* Exercise requirements
All of the lines below are to be printed again exactly; images are excluded from the output.

= = = = = = =

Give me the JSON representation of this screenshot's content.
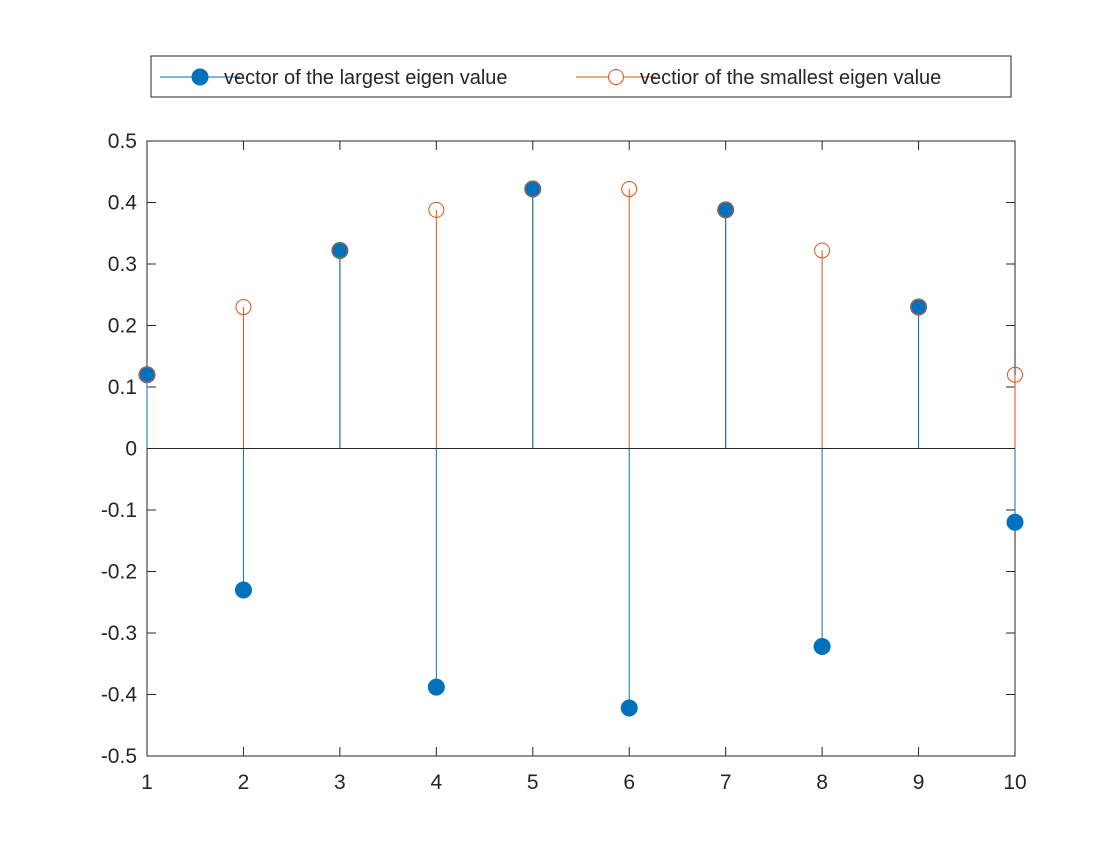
{
  "chart_data": {
    "type": "stem",
    "title": "",
    "xlabel": "",
    "ylabel": "",
    "xlim": [
      1,
      10
    ],
    "ylim": [
      -0.5,
      0.5
    ],
    "xticks": [
      1,
      2,
      3,
      4,
      5,
      6,
      7,
      8,
      9,
      10
    ],
    "yticks": [
      0.5,
      0.4,
      0.3,
      0.2,
      0.1,
      0,
      -0.1,
      -0.2,
      -0.3,
      -0.4,
      -0.5
    ],
    "ytick_labels": [
      "0.5",
      "0.4",
      "0.3",
      "0.2",
      "0.1",
      "0",
      "-0.1",
      "-0.2",
      "-0.3",
      "-0.4",
      "-0.5"
    ],
    "x": [
      1,
      2,
      3,
      4,
      5,
      6,
      7,
      8,
      9,
      10
    ],
    "grid": false,
    "legend_position": "top-center (outside, above axes)",
    "series": [
      {
        "name": "vector of the largest eigen value",
        "color": "#0072BD",
        "marker": "filled-circle",
        "values": [
          0.12,
          -0.23,
          0.322,
          -0.388,
          0.422,
          -0.422,
          0.388,
          -0.322,
          0.23,
          -0.12
        ]
      },
      {
        "name": "vectior of the smallest eigen value",
        "color": "#D95319",
        "marker": "open-circle",
        "values": [
          0.12,
          0.23,
          0.322,
          0.388,
          0.422,
          0.422,
          0.388,
          0.322,
          0.23,
          0.12
        ]
      }
    ]
  }
}
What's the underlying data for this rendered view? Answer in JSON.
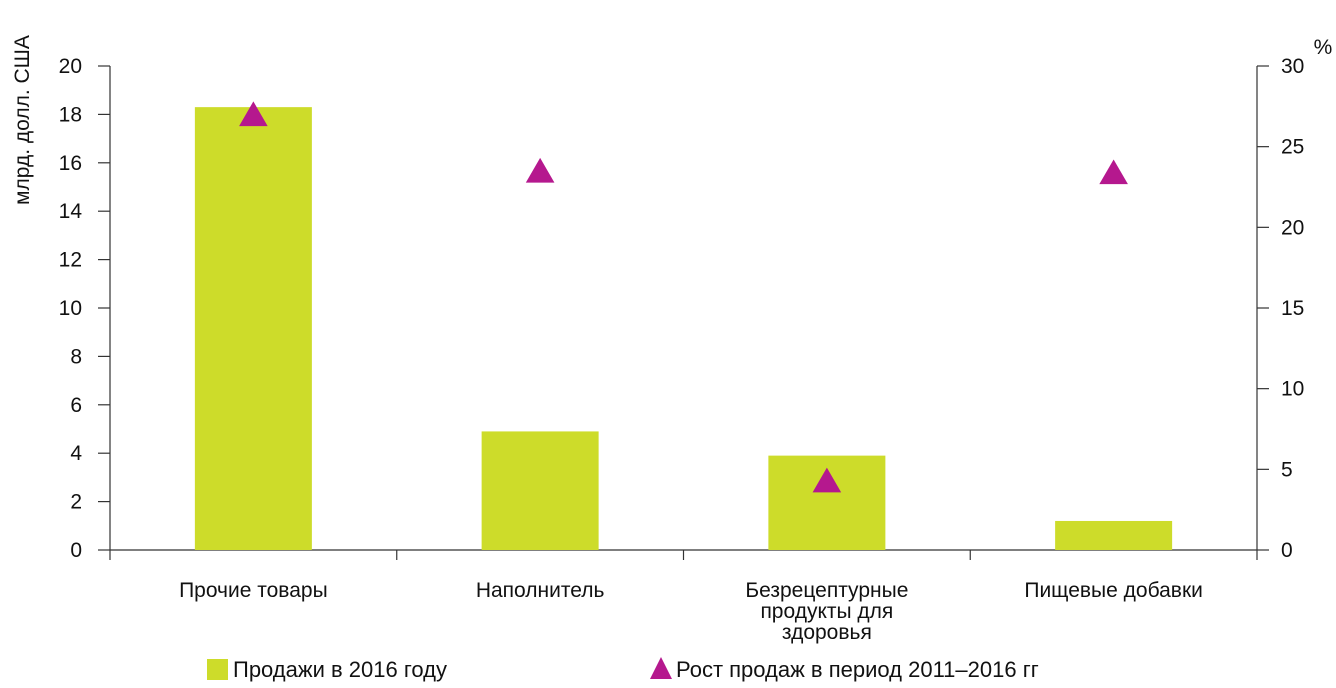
{
  "chart_data": {
    "type": "bar",
    "categories": [
      [
        "Прочие товары"
      ],
      [
        "Наполнитель"
      ],
      [
        "Безрецептурные",
        "продукты для",
        "здоровья"
      ],
      [
        "Пищевые добавки"
      ]
    ],
    "series": [
      {
        "name": "Продажи в 2016 году",
        "type": "bar",
        "axis": "left",
        "values": [
          18.3,
          4.9,
          3.9,
          1.2
        ]
      },
      {
        "name": "Рост продаж в период 2011–2016 гг",
        "type": "marker-triangle",
        "axis": "right",
        "values": [
          27,
          23.5,
          4.3,
          23.4
        ]
      }
    ],
    "ylabel": "млрд. долл. США",
    "ylabel_right": "%",
    "ylim": [
      0,
      20
    ],
    "ylim_right": [
      0,
      30
    ],
    "yticks": [
      "0",
      "2",
      "4",
      "6",
      "8",
      "10",
      "12",
      "14",
      "16",
      "18",
      "20"
    ],
    "yticks_right": [
      "0",
      "5",
      "10",
      "15",
      "20",
      "25",
      "30"
    ],
    "grid": false,
    "legend_position": "bottom",
    "colors": {
      "bar": "#cddc2a",
      "marker": "#b5188e",
      "axis": "#333333"
    }
  }
}
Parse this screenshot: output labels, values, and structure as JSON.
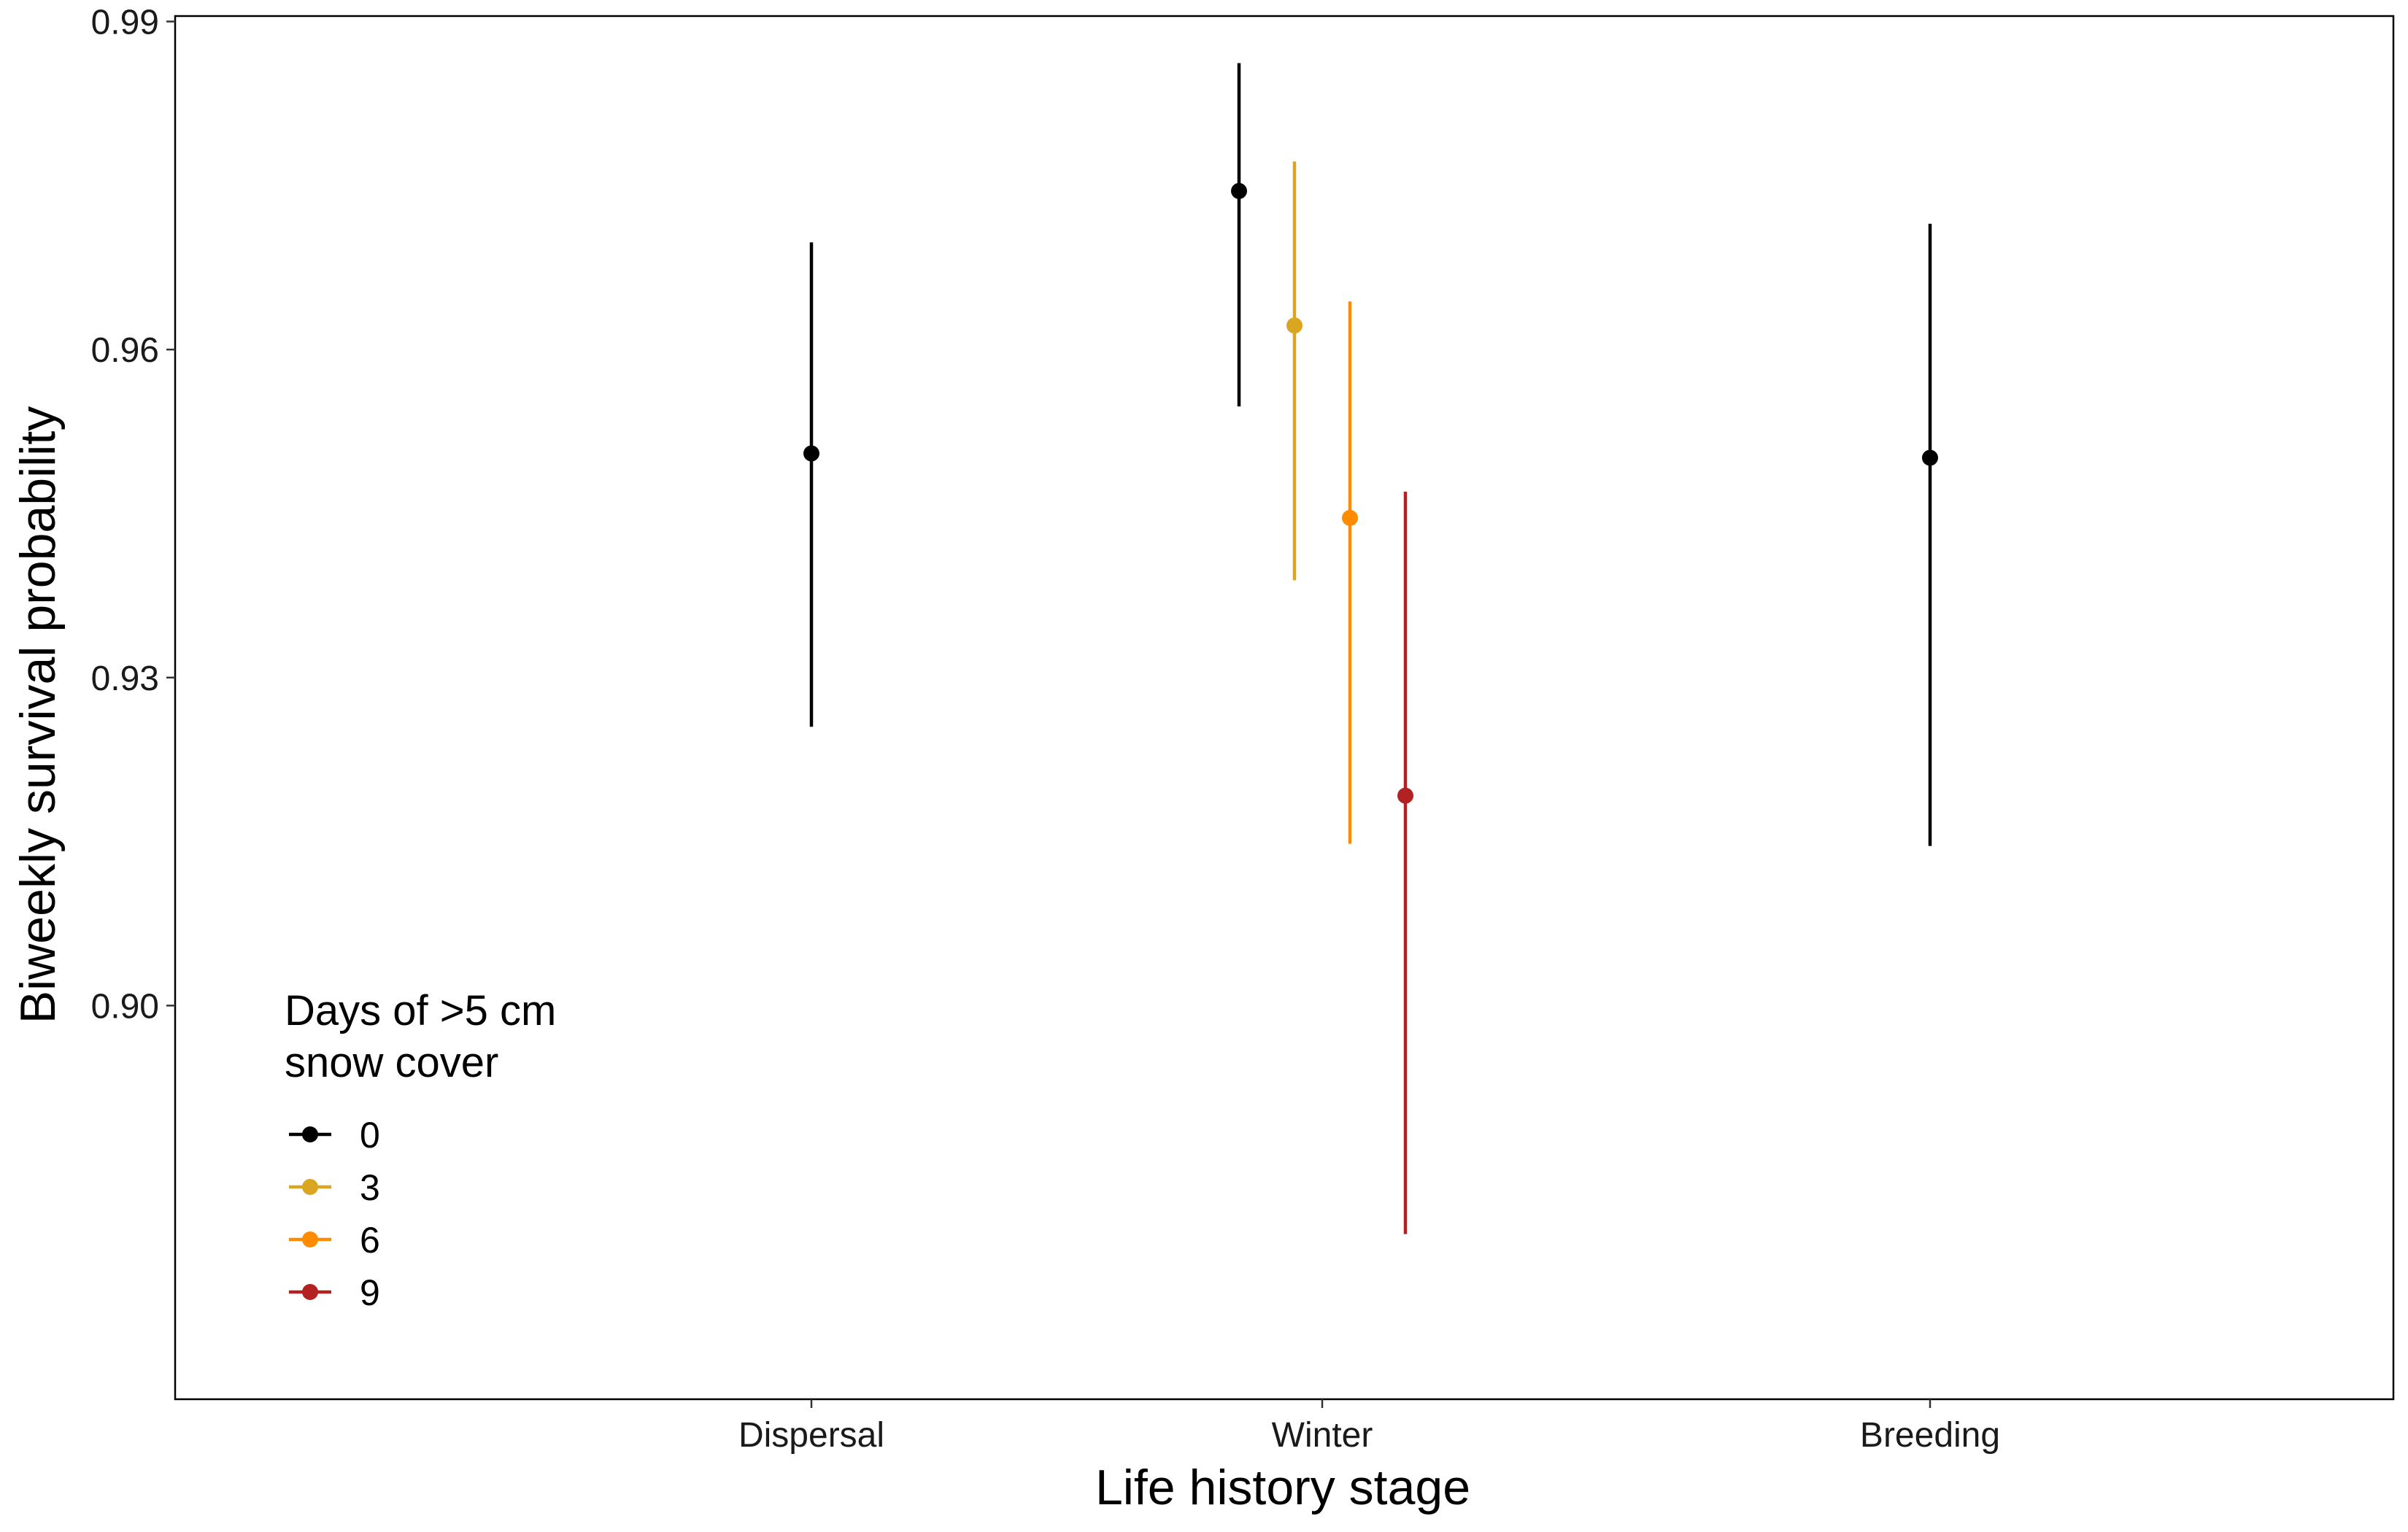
{
  "chart_data": {
    "type": "scatter",
    "subtype": "pointrange",
    "title": "",
    "xlabel": "Life history stage",
    "ylabel": "Biweekly survival probability",
    "categories": [
      "Dispersal",
      "Winter",
      "Breeding"
    ],
    "ylim": [
      0.864,
      0.9905
    ],
    "yticks": [
      "0.90",
      "0.93",
      "0.96",
      "0.99"
    ],
    "ytick_values": [
      0.9,
      0.93,
      0.96,
      0.99
    ],
    "grid": false,
    "legend": {
      "title_lines": [
        "Days of >5 cm",
        "snow cover"
      ],
      "placement": "bottom-left",
      "entries": [
        "0",
        "3",
        "6",
        "9"
      ]
    },
    "series": [
      {
        "name": "0",
        "color": "#000000",
        "points": [
          {
            "category": "Dispersal",
            "y": 0.9505,
            "lower": 0.9255,
            "upper": 0.9698
          },
          {
            "category": "Winter",
            "y": 0.9745,
            "lower": 0.9548,
            "upper": 0.9862
          },
          {
            "category": "Breeding",
            "y": 0.9501,
            "lower": 0.9146,
            "upper": 0.9715
          }
        ]
      },
      {
        "name": "3",
        "color": "#DAA520",
        "points": [
          {
            "category": "Winter",
            "y": 0.9622,
            "lower": 0.9389,
            "upper": 0.9772
          }
        ]
      },
      {
        "name": "6",
        "color": "#FF8C00",
        "points": [
          {
            "category": "Winter",
            "y": 0.9446,
            "lower": 0.9148,
            "upper": 0.9644
          }
        ]
      },
      {
        "name": "9",
        "color": "#B22222",
        "points": [
          {
            "category": "Winter",
            "y": 0.9192,
            "lower": 0.8791,
            "upper": 0.947
          }
        ]
      }
    ]
  }
}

= = = = = = =

* Task response
Give me the JSON representation of this screenshot's content.
{
  "chart_data": {
    "type": "stem",
    "title": "",
    "xlabel": "",
    "ylabel": "",
    "xlim": [
      1,
      10
    ],
    "ylim": [
      -0.5,
      0.5
    ],
    "xticks": [
      1,
      2,
      3,
      4,
      5,
      6,
      7,
      8,
      9,
      10
    ],
    "yticks": [
      0.5,
      0.4,
      0.3,
      0.2,
      0.1,
      0,
      -0.1,
      -0.2,
      -0.3,
      -0.4,
      -0.5
    ],
    "ytick_labels": [
      "0.5",
      "0.4",
      "0.3",
      "0.2",
      "0.1",
      "0",
      "-0.1",
      "-0.2",
      "-0.3",
      "-0.4",
      "-0.5"
    ],
    "x": [
      1,
      2,
      3,
      4,
      5,
      6,
      7,
      8,
      9,
      10
    ],
    "grid": false,
    "legend_position": "top-center (outside, above axes)",
    "series": [
      {
        "name": "vector of the largest eigen value",
        "color": "#0072BD",
        "marker": "filled-circle",
        "values": [
          0.12,
          -0.23,
          0.322,
          -0.388,
          0.422,
          -0.422,
          0.388,
          -0.322,
          0.23,
          -0.12
        ]
      },
      {
        "name": "vectior of the smallest eigen value",
        "color": "#D95319",
        "marker": "open-circle",
        "values": [
          0.12,
          0.23,
          0.322,
          0.388,
          0.422,
          0.422,
          0.388,
          0.322,
          0.23,
          0.12
        ]
      }
    ]
  }
}
What's the underlying data for this rendered view? Answer in JSON.
{
  "chart_data": {
    "type": "bar",
    "categories": [
      [
        "Прочие товары"
      ],
      [
        "Наполнитель"
      ],
      [
        "Безрецептурные",
        "продукты для",
        "здоровья"
      ],
      [
        "Пищевые добавки"
      ]
    ],
    "series": [
      {
        "name": "Продажи в 2016 году",
        "type": "bar",
        "axis": "left",
        "values": [
          18.3,
          4.9,
          3.9,
          1.2
        ]
      },
      {
        "name": "Рост продаж в период 2011–2016 гг",
        "type": "marker-triangle",
        "axis": "right",
        "values": [
          27,
          23.5,
          4.3,
          23.4
        ]
      }
    ],
    "ylabel": "млрд. долл. США",
    "ylabel_right": "%",
    "ylim": [
      0,
      20
    ],
    "ylim_right": [
      0,
      30
    ],
    "yticks": [
      "0",
      "2",
      "4",
      "6",
      "8",
      "10",
      "12",
      "14",
      "16",
      "18",
      "20"
    ],
    "yticks_right": [
      "0",
      "5",
      "10",
      "15",
      "20",
      "25",
      "30"
    ],
    "grid": false,
    "legend_position": "bottom",
    "colors": {
      "bar": "#cddc2a",
      "marker": "#b5188e",
      "axis": "#333333"
    }
  }
}
Parse this screenshot: output labels, values, and structure as JSON.
{
  "chart_data": {
    "type": "scatter",
    "subtype": "pointrange",
    "title": "",
    "xlabel": "Life history stage",
    "ylabel": "Biweekly survival probability",
    "categories": [
      "Dispersal",
      "Winter",
      "Breeding"
    ],
    "ylim": [
      0.864,
      0.9905
    ],
    "yticks": [
      "0.90",
      "0.93",
      "0.96",
      "0.99"
    ],
    "ytick_values": [
      0.9,
      0.93,
      0.96,
      0.99
    ],
    "grid": false,
    "legend": {
      "title_lines": [
        "Days of >5 cm",
        "snow cover"
      ],
      "placement": "bottom-left",
      "entries": [
        "0",
        "3",
        "6",
        "9"
      ]
    },
    "series": [
      {
        "name": "0",
        "color": "#000000",
        "points": [
          {
            "category": "Dispersal",
            "y": 0.9505,
            "lower": 0.9255,
            "upper": 0.9698
          },
          {
            "category": "Winter",
            "y": 0.9745,
            "lower": 0.9548,
            "upper": 0.9862
          },
          {
            "category": "Breeding",
            "y": 0.9501,
            "lower": 0.9146,
            "upper": 0.9715
          }
        ]
      },
      {
        "name": "3",
        "color": "#DAA520",
        "points": [
          {
            "category": "Winter",
            "y": 0.9622,
            "lower": 0.9389,
            "upper": 0.9772
          }
        ]
      },
      {
        "name": "6",
        "color": "#FF8C00",
        "points": [
          {
            "category": "Winter",
            "y": 0.9446,
            "lower": 0.9148,
            "upper": 0.9644
          }
        ]
      },
      {
        "name": "9",
        "color": "#B22222",
        "points": [
          {
            "category": "Winter",
            "y": 0.9192,
            "lower": 0.8791,
            "upper": 0.947
          }
        ]
      }
    ]
  }
}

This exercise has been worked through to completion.